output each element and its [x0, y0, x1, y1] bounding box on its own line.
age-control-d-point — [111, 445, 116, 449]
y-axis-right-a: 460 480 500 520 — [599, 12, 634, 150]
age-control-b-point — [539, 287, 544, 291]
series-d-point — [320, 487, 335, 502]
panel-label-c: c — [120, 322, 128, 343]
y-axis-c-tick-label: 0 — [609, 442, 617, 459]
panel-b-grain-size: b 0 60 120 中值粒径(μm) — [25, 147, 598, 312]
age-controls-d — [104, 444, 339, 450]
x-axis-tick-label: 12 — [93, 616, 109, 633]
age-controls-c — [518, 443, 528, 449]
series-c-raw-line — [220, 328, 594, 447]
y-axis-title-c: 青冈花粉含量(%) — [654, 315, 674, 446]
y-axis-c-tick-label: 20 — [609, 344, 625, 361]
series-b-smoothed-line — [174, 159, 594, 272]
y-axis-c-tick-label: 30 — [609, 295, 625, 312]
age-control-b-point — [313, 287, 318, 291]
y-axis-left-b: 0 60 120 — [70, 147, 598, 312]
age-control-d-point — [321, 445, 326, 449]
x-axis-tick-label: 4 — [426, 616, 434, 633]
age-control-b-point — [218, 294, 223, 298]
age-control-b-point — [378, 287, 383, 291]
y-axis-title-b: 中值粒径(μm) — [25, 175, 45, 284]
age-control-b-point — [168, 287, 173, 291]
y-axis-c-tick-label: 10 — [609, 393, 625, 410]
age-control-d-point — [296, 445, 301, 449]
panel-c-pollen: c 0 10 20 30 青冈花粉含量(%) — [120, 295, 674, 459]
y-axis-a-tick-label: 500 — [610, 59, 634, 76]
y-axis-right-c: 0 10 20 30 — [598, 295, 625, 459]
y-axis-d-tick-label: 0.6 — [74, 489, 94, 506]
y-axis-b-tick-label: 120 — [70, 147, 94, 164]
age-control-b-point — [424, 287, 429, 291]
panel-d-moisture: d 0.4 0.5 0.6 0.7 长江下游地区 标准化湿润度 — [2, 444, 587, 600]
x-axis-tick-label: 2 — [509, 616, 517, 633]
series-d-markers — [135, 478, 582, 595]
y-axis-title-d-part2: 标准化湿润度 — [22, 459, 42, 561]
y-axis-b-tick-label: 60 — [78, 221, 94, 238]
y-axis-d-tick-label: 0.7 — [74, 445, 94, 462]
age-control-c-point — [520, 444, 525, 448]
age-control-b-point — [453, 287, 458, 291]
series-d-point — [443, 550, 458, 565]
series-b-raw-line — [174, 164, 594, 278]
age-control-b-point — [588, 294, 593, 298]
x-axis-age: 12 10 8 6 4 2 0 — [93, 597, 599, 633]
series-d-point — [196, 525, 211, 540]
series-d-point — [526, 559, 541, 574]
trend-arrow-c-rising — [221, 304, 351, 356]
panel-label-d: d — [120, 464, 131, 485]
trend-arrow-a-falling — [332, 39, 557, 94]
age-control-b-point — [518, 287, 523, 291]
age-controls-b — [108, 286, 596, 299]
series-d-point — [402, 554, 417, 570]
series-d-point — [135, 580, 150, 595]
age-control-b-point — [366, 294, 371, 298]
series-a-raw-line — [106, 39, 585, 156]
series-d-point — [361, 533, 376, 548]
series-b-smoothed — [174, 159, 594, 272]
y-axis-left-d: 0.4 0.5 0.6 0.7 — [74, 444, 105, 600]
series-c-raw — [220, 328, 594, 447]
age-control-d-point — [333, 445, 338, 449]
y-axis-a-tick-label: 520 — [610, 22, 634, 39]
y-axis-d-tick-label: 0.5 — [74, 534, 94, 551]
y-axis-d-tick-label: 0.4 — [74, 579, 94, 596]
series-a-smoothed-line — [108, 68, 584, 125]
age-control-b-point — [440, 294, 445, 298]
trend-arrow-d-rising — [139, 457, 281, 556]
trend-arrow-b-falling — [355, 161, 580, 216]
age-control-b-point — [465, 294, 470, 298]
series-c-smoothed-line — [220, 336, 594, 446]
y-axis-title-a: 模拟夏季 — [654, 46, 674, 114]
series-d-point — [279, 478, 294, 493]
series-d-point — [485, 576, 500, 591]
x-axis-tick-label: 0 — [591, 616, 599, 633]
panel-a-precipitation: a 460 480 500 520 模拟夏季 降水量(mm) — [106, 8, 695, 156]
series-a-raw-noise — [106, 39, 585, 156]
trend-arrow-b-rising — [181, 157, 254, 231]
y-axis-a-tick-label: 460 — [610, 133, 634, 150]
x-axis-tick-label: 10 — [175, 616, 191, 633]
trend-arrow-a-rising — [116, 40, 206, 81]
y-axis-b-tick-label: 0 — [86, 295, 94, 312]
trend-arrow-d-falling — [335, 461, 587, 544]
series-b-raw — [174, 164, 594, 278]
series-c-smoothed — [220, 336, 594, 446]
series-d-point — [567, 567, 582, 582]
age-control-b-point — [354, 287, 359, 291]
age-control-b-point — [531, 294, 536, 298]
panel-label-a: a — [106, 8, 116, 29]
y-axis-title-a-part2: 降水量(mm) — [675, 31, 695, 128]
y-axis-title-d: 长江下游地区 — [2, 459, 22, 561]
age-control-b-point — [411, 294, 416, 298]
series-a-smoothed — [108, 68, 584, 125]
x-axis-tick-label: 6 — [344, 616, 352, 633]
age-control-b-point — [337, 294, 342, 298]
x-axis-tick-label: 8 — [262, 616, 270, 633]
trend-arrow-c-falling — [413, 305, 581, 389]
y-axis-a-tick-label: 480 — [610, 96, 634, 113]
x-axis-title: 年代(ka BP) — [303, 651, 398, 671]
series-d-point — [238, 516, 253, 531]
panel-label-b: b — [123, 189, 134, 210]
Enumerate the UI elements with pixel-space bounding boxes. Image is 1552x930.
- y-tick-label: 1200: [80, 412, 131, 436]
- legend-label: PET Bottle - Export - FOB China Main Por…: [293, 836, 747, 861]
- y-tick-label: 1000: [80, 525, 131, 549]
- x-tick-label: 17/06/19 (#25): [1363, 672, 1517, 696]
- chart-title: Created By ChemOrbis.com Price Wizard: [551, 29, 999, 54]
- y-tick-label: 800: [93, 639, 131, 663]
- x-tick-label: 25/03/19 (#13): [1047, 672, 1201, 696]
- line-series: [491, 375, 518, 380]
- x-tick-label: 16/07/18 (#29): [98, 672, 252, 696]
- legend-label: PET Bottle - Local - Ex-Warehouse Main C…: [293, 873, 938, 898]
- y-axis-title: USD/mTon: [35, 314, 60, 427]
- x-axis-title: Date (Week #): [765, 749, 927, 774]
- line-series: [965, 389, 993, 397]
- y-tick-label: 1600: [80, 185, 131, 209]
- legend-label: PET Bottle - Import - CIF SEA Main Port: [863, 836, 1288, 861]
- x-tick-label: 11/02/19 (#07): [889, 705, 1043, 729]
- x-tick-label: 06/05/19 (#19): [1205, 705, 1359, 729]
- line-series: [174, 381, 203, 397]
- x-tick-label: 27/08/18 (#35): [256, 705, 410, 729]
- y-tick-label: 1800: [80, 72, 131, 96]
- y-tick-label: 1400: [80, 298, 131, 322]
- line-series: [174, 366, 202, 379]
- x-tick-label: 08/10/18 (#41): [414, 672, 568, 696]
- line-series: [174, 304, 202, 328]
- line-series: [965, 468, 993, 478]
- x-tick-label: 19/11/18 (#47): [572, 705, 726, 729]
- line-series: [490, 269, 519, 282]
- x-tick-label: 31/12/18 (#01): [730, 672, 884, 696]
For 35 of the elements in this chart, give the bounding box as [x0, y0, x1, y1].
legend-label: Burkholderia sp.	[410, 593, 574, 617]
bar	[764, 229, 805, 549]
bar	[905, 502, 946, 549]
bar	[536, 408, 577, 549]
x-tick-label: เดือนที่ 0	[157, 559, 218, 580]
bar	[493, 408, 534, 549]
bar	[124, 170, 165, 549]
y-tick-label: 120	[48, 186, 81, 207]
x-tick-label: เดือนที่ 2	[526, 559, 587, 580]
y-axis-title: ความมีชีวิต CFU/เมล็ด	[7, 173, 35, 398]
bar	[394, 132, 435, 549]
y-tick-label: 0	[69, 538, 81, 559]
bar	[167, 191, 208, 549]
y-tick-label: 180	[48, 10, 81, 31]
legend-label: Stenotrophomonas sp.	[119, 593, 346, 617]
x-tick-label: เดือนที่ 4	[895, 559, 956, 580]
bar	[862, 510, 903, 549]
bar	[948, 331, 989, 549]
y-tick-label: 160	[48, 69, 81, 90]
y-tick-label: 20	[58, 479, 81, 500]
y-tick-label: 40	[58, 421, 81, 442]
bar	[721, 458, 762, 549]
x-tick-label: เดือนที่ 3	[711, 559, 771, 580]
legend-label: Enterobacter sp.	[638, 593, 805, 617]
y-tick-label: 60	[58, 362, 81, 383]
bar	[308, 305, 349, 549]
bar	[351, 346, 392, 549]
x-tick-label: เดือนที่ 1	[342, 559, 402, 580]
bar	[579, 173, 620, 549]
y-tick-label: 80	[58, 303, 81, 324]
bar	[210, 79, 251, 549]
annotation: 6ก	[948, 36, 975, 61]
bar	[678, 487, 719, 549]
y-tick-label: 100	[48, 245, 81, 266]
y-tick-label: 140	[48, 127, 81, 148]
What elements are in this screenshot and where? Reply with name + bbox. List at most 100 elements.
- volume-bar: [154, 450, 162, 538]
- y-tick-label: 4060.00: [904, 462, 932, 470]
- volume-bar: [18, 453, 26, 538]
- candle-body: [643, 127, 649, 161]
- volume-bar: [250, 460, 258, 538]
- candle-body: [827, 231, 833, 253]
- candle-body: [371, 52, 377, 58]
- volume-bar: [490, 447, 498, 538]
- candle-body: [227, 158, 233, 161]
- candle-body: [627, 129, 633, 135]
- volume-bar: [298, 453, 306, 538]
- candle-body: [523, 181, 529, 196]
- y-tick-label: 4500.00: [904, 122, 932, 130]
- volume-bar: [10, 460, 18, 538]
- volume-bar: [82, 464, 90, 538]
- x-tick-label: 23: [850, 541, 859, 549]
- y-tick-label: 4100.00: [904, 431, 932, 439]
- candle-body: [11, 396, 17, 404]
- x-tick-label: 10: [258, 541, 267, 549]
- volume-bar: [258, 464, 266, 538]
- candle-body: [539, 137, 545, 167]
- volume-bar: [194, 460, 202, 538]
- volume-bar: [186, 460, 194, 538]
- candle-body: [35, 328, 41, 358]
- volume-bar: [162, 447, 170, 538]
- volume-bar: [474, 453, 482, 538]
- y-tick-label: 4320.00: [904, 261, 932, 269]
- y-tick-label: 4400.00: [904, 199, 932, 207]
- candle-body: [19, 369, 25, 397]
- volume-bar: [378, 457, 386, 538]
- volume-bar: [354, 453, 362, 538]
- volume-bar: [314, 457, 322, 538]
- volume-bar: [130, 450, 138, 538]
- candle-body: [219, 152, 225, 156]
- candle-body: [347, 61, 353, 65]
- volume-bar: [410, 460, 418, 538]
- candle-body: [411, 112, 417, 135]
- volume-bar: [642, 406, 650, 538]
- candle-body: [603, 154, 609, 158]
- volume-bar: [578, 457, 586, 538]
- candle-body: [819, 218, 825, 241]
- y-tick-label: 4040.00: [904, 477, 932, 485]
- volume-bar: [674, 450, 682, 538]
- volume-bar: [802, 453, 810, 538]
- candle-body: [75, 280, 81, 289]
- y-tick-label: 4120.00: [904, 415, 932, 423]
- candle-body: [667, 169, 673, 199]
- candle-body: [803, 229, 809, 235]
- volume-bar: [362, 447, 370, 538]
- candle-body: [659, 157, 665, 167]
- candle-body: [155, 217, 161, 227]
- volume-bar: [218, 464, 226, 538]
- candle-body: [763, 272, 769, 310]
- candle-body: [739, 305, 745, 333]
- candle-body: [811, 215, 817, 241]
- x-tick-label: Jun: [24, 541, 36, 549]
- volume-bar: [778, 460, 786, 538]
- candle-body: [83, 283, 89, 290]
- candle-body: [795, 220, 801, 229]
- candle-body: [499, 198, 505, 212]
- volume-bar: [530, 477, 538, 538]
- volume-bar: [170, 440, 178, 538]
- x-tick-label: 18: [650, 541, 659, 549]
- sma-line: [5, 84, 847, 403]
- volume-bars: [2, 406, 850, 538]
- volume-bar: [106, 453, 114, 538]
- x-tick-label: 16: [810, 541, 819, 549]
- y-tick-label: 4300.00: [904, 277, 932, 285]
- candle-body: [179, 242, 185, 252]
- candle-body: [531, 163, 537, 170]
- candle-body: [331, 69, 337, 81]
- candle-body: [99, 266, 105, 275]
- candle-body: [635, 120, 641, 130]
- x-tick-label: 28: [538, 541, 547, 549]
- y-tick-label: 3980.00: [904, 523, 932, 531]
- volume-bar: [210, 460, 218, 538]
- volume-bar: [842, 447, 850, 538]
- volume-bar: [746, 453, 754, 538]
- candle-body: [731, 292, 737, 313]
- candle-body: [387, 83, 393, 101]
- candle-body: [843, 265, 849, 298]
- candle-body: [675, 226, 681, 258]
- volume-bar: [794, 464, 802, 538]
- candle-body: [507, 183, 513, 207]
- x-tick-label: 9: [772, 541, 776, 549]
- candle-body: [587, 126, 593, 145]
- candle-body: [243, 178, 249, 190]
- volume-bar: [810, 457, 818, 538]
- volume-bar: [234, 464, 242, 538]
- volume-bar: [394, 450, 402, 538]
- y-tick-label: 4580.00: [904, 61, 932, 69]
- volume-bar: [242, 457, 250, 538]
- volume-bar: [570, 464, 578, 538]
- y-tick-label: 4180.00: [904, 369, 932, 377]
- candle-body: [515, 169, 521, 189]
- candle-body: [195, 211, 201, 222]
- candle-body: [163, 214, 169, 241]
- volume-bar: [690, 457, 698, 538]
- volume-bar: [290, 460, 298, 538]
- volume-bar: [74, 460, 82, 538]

***

▸ **Task instructions**:
Could you write out, verbatim, every line from the start of the records through the line containing "panel-b-grain-size: b 0", with both ends included?

▸ **Task response**:
output each element and its [x0, y0, x1, y1] bounding box on its own line.
age-control-d-point — [111, 445, 116, 449]
y-axis-right-a: 460 480 500 520 — [599, 12, 634, 150]
age-control-b-point — [539, 287, 544, 291]
series-d-point — [320, 487, 335, 502]
panel-label-c: c — [120, 322, 128, 343]
y-axis-c-tick-label: 0 — [609, 442, 617, 459]
panel-b-grain-size: b 0 60 120 中值粒径(μm) — [25, 147, 598, 312]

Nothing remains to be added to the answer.